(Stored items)

· · · · ·

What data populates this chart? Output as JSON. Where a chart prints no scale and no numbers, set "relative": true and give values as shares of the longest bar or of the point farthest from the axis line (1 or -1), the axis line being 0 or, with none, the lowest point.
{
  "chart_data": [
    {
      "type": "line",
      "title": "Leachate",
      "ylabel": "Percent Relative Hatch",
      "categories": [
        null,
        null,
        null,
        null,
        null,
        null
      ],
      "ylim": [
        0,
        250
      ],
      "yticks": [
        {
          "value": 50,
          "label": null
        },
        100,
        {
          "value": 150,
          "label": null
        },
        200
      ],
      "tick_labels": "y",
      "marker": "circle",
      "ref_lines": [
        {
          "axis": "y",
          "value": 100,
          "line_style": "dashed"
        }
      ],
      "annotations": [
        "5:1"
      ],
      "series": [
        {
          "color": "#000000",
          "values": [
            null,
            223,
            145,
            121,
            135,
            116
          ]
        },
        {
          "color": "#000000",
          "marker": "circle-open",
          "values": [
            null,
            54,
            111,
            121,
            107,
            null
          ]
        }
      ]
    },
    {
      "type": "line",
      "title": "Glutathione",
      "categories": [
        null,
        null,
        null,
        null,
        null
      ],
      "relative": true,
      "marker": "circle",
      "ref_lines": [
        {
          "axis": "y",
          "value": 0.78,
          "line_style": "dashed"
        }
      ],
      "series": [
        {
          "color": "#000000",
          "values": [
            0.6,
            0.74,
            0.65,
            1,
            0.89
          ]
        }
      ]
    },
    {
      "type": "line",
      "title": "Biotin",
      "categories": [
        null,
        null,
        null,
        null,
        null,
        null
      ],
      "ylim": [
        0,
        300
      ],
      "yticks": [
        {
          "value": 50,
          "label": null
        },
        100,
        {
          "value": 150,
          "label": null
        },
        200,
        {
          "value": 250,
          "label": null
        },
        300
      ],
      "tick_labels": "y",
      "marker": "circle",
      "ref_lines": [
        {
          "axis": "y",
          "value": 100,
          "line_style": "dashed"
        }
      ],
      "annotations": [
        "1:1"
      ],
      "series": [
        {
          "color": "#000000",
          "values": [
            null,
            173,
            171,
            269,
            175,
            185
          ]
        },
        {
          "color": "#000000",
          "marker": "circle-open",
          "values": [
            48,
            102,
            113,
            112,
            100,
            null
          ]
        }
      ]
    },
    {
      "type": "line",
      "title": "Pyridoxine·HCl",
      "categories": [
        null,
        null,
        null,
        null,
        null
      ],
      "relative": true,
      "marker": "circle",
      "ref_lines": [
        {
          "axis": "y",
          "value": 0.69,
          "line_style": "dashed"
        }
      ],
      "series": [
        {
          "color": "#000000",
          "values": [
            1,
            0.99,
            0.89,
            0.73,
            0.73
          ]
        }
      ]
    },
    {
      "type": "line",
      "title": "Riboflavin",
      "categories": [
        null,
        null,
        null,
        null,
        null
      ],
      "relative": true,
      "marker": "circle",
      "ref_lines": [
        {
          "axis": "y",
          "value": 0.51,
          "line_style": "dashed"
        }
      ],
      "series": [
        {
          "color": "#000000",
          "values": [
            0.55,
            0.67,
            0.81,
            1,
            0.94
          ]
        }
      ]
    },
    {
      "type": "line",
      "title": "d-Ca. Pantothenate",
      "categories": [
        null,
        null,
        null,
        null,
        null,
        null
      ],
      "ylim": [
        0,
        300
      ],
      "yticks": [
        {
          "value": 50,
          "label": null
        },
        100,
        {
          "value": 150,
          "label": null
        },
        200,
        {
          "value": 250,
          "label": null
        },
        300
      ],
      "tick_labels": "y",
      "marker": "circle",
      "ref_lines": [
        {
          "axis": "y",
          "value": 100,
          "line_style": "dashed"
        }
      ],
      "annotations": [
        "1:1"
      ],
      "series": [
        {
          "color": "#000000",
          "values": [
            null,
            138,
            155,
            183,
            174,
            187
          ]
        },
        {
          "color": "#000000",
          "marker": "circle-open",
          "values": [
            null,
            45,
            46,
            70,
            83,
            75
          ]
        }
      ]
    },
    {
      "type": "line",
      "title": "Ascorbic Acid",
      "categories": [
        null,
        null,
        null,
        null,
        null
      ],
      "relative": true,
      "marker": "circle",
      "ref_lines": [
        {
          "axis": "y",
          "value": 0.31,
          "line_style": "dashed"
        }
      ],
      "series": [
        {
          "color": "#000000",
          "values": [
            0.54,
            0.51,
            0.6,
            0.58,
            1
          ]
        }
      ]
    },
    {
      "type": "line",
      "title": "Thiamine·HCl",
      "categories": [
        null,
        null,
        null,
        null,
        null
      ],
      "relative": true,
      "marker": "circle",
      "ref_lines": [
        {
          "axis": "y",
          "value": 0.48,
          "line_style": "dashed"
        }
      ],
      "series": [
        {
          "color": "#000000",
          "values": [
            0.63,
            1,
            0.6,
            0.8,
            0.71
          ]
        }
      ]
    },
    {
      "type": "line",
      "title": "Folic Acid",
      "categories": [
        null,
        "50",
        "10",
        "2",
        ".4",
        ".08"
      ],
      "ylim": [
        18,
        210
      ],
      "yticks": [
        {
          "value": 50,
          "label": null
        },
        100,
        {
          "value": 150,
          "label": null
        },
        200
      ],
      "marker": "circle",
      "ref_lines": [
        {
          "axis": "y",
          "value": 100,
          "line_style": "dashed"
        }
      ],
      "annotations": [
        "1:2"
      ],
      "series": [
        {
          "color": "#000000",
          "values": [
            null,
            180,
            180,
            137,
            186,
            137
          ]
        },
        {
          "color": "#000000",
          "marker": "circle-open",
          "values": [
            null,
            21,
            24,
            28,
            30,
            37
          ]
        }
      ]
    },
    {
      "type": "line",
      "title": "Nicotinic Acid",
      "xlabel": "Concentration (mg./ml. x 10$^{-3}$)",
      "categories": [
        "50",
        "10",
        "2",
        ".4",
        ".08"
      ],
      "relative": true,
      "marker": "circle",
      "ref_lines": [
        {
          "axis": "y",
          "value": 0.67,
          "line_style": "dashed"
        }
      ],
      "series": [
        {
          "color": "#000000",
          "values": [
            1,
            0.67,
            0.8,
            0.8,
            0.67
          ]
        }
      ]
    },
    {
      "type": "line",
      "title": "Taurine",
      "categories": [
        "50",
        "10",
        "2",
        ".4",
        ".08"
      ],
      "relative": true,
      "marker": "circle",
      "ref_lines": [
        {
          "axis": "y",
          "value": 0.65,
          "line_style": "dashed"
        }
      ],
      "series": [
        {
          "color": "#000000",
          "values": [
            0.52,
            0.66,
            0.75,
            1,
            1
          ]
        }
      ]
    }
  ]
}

· · · · ·

Stated problem: Please restate the whole listing word for word.

Solution to this problem:
What data populates this chart? Output as JSON. Where a chart prints no scale and no numbers, set "relative": true and give values as shares of the longest bar or of the point farthest from the axis line (1 or -1), the axis line being 0 or, with none, the lowest point.
{
  "chart_data": [
    {
      "type": "line",
      "title": "Leachate",
      "ylabel": "Percent Relative Hatch",
      "categories": [
        null,
        null,
        null,
        null,
        null,
        null
      ],
      "ylim": [
        0,
        250
      ],
      "yticks": [
        {
          "value": 50,
          "label": null
        },
        100,
        {
          "value": 150,
          "label": null
        },
        200
      ],
      "tick_labels": "y",
      "marker": "circle",
      "ref_lines": [
        {
          "axis": "y",
          "value": 100,
          "line_style": "dashed"
        }
      ],
      "annotations": [
        "5:1"
      ],
      "series": [
        {
          "color": "#000000",
          "values": [
            null,
            223,
            145,
            121,
            135,
            116
          ]
        },
        {
          "color": "#000000",
          "marker": "circle-open",
          "values": [
            null,
            54,
            111,
            121,
            107,
            null
          ]
        }
      ]
    },
    {
      "type": "line",
      "title": "Glutathione",
      "categories": [
        null,
        null,
        null,
        null,
        null
      ],
      "relative": true,
      "marker": "circle",
      "ref_lines": [
        {
          "axis": "y",
          "value": 0.78,
          "line_style": "dashed"
        }
      ],
      "series": [
        {
          "color": "#000000",
          "values": [
            0.6,
            0.74,
            0.65,
            1,
            0.89
          ]
        }
      ]
    },
    {
      "type": "line",
      "title": "Biotin",
      "categories": [
        null,
        null,
        null,
        null,
        null,
        null
      ],
      "ylim": [
        0,
        300
      ],
      "yticks": [
        {
          "value": 50,
          "label": null
        },
        100,
        {
          "value": 150,
          "label": null
        },
        200,
        {
          "value": 250,
          "label": null
        },
        300
      ],
      "tick_labels": "y",
      "marker": "circle",
      "ref_lines": [
        {
          "axis": "y",
          "value": 100,
          "line_style": "dashed"
        }
      ],
      "annotations": [
        "1:1"
      ],
      "series": [
        {
          "color": "#000000",
          "values": [
            null,
            173,
            171,
            269,
            175,
            185
          ]
        },
        {
          "color": "#000000",
          "marker": "circle-open",
          "values": [
            48,
            102,
            113,
            112,
            100,
            null
          ]
        }
      ]
    },
    {
      "type": "line",
      "title": "Pyridoxine·HCl",
      "categories": [
        null,
        null,
        null,
        null,
        null
      ],
      "relative": true,
      "marker": "circle",
      "ref_lines": [
        {
          "axis": "y",
          "value": 0.69,
          "line_style": "dashed"
        }
      ],
      "series": [
        {
          "color": "#000000",
          "values": [
            1,
            0.99,
            0.89,
            0.73,
            0.73
          ]
        }
      ]
    },
    {
      "type": "line",
      "title": "Riboflavin",
      "categories": [
        null,
        null,
        null,
        null,
        null
      ],
      "relative": true,
      "marker": "circle",
      "ref_lines": [
        {
          "axis": "y",
          "value": 0.51,
          "line_style": "dashed"
        }
      ],
      "series": [
        {
          "color": "#000000",
          "values": [
            0.55,
            0.67,
            0.81,
            1,
            0.94
          ]
        }
      ]
    },
    {
      "type": "line",
      "title": "d-Ca. Pantothenate",
      "categories": [
        null,
        null,
        null,
        null,
        null,
        null
      ],
      "ylim": [
        0,
        300
      ],
      "yticks": [
        {
          "value": 50,
          "label": null
        },
        100,
        {
          "value": 150,
          "label": null
        },
        200,
        {
          "value": 250,
          "label": null
        },
        300
      ],
      "tick_labels": "y",
      "marker": "circle",
      "ref_lines": [
        {
          "axis": "y",
          "value": 100,
          "line_style": "dashed"
        }
      ],
      "annotations": [
        "1:1"
      ],
      "series": [
        {
          "color": "#000000",
          "values": [
            null,
            138,
            155,
            183,
            174,
            187
          ]
        },
        {
          "color": "#000000",
          "marker": "circle-open",
          "values": [
            null,
            45,
            46,
            70,
            83,
            75
          ]
        }
      ]
    },
    {
      "type": "line",
      "title": "Ascorbic Acid",
      "categories": [
        null,
        null,
        null,
        null,
        null
      ],
      "relative": true,
      "marker": "circle",
      "ref_lines": [
        {
          "axis": "y",
          "value": 0.31,
          "line_style": "dashed"
        }
      ],
      "series": [
        {
          "color": "#000000",
          "values": [
            0.54,
            0.51,
            0.6,
            0.58,
            1
          ]
        }
      ]
    },
    {
      "type": "line",
      "title": "Thiamine·HCl",
      "categories": [
        null,
        null,
        null,
        null,
        null
      ],
      "relative": true,
      "marker": "circle",
      "ref_lines": [
        {
          "axis": "y",
          "value": 0.48,
          "line_style": "dashed"
        }
      ],
      "series": [
        {
          "color": "#000000",
          "values": [
            0.63,
            1,
            0.6,
            0.8,
            0.71
          ]
        }
      ]
    },
    {
      "type": "line",
      "title": "Folic Acid",
      "categories": [
        null,
        "50",
        "10",
        "2",
        ".4",
        ".08"
      ],
      "ylim": [
        18,
        210
      ],
      "yticks": [
        {
          "value": 50,
          "label": null
        },
        100,
        {
          "value": 150,
          "label": null
        },
        200
      ],
      "marker": "circle",
      "ref_lines": [
        {
          "axis": "y",
          "value": 100,
          "line_style": "dashed"
        }
      ],
      "annotations": [
        "1:2"
      ],
      "series": [
        {
          "color": "#000000",
          "values": [
            null,
            180,
            180,
            137,
            186,
            137
          ]
        },
        {
          "color": "#000000",
          "marker": "circle-open",
          "values": [
            null,
            21,
            24,
            28,
            30,
            37
          ]
        }
      ]
    },
    {
      "type": "line",
      "title": "Nicotinic Acid",
      "xlabel": "Concentration (mg./ml. x 10$^{-3}$)",
      "categories": [
        "50",
        "10",
        "2",
        ".4",
        ".08"
      ],
      "relative": true,
      "marker": "circle",
      "ref_lines": [
        {
          "axis": "y",
          "value": 0.67,
          "line_style": "dashed"
        }
      ],
      "series": [
        {
          "color": "#000000",
          "values": [
            1,
            0.67,
            0.8,
            0.8,
            0.67
          ]
        }
      ]
    },
    {
      "type": "line",
      "title": "Taurine",
      "categories": [
        "50",
        "10",
        "2",
        ".4",
        ".08"
      ],
      "relative": true,
      "marker": "circle",
      "ref_lines": [
        {
          "axis": "y",
          "value": 0.65,
          "line_style": "dashed"
        }
      ],
      "series": [
        {
          "color": "#000000",
          "values": [
            0.52,
            0.66,
            0.75,
            1,
            1
          ]
        }
      ]
    }
  ]
}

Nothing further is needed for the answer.